- _Your objective_: Copy every line from the material below that holds "near".

- _Input data_:

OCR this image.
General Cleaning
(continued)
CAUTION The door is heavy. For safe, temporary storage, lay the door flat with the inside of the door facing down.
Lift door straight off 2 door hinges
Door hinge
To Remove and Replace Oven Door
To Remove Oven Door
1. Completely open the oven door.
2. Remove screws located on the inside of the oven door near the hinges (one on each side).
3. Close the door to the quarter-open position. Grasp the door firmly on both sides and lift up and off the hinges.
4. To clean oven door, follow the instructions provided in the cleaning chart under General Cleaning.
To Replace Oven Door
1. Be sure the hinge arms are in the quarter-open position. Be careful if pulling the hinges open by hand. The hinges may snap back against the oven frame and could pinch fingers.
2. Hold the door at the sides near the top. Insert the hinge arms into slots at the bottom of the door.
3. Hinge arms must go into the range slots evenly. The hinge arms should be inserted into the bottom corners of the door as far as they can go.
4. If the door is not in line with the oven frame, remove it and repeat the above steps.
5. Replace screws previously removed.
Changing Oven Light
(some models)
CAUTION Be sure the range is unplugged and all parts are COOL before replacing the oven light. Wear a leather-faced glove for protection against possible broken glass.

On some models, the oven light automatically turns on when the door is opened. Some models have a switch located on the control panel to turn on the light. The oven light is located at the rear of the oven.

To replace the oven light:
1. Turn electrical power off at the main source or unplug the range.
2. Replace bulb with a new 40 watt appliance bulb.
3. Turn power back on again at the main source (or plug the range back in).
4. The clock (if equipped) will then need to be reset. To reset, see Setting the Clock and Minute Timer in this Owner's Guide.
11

- _Full answer_:
2. Remove screws located on the inside of the oven door near the hinges (one on each side).
2. Hold the door at the sides near the top. Insert the hinge arms into slots at the bottom of the door.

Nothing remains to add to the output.